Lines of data
################

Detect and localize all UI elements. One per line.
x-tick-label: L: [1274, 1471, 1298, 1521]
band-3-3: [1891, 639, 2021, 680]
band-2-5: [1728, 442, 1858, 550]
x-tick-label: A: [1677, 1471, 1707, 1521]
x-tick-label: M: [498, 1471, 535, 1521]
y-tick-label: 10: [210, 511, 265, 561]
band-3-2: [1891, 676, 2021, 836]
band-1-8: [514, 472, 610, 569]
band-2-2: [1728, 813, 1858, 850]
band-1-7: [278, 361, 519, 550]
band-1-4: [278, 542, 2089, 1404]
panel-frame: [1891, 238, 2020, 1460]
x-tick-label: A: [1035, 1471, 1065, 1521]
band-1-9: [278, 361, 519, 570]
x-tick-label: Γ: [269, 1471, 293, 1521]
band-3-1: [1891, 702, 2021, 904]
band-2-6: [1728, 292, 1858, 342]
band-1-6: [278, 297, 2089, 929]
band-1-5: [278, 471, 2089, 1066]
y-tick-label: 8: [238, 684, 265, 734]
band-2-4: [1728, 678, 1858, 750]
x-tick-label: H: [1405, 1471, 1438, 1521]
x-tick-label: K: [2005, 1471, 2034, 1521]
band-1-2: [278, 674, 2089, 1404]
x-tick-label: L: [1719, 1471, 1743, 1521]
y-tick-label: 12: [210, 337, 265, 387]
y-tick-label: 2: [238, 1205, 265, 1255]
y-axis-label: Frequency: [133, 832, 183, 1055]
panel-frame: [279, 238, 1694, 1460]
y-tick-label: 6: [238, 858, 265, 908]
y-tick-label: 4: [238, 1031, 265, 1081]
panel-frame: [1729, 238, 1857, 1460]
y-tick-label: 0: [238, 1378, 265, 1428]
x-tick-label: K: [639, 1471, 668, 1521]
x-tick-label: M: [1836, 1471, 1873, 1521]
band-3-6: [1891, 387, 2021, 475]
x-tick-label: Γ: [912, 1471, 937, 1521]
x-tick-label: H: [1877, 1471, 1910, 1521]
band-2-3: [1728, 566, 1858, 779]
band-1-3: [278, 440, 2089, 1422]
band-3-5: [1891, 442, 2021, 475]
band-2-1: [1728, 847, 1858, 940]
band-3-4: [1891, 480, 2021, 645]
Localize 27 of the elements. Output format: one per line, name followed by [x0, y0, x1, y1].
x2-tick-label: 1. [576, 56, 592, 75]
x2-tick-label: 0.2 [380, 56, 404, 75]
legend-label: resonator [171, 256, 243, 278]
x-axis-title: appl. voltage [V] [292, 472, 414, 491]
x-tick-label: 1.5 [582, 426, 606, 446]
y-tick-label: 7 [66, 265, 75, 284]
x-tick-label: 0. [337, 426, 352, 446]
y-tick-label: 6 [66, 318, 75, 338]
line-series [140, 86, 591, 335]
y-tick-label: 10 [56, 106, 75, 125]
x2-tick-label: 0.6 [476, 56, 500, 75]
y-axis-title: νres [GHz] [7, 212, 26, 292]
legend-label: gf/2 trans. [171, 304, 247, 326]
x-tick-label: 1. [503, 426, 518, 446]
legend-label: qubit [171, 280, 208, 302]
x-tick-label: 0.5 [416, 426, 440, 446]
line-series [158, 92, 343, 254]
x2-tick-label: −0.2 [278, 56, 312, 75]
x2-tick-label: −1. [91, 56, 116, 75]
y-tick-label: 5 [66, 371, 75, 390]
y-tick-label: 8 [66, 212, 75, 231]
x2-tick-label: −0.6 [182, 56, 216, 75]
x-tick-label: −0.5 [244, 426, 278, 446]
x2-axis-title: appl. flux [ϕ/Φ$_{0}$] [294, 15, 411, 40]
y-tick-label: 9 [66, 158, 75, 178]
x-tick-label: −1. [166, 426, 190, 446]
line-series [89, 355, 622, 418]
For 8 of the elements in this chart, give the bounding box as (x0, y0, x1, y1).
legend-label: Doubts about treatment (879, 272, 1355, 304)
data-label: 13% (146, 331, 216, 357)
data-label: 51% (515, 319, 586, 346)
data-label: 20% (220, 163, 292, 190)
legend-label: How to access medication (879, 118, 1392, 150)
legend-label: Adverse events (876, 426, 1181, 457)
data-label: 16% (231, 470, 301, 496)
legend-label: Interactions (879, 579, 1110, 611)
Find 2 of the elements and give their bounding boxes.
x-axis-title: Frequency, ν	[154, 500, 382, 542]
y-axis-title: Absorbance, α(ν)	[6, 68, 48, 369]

################

WORK TO COMPLETE:
Reproduce the items from the first line through the line that contains "y-axis-label: Frequency: [133, 832, 183, 1055]", switching "y-tick-label" to "y-axis-tick" and leaving everything else unchanged.

ANSWER TO THE PROBLEM:
Detect and localize all UI elements. One per line.
x-tick-label: L: [1274, 1471, 1298, 1521]
band-3-3: [1891, 639, 2021, 680]
band-2-5: [1728, 442, 1858, 550]
x-tick-label: A: [1677, 1471, 1707, 1521]
x-tick-label: M: [498, 1471, 535, 1521]
y-axis-tick: 10: [210, 511, 265, 561]
band-3-2: [1891, 676, 2021, 836]
band-1-8: [514, 472, 610, 569]
band-2-2: [1728, 813, 1858, 850]
band-1-7: [278, 361, 519, 550]
band-1-4: [278, 542, 2089, 1404]
panel-frame: [1891, 238, 2020, 1460]
x-tick-label: A: [1035, 1471, 1065, 1521]
band-1-9: [278, 361, 519, 570]
x-tick-label: Γ: [269, 1471, 293, 1521]
band-3-1: [1891, 702, 2021, 904]
band-2-6: [1728, 292, 1858, 342]
band-1-6: [278, 297, 2089, 929]
band-1-5: [278, 471, 2089, 1066]
y-axis-tick: 8: [238, 684, 265, 734]
band-2-4: [1728, 678, 1858, 750]
x-tick-label: H: [1405, 1471, 1438, 1521]
x-tick-label: K: [2005, 1471, 2034, 1521]
band-1-2: [278, 674, 2089, 1404]
x-tick-label: L: [1719, 1471, 1743, 1521]
y-axis-tick: 12: [210, 337, 265, 387]
y-axis-tick: 2: [238, 1205, 265, 1255]
y-axis-label: Frequency: [133, 832, 183, 1055]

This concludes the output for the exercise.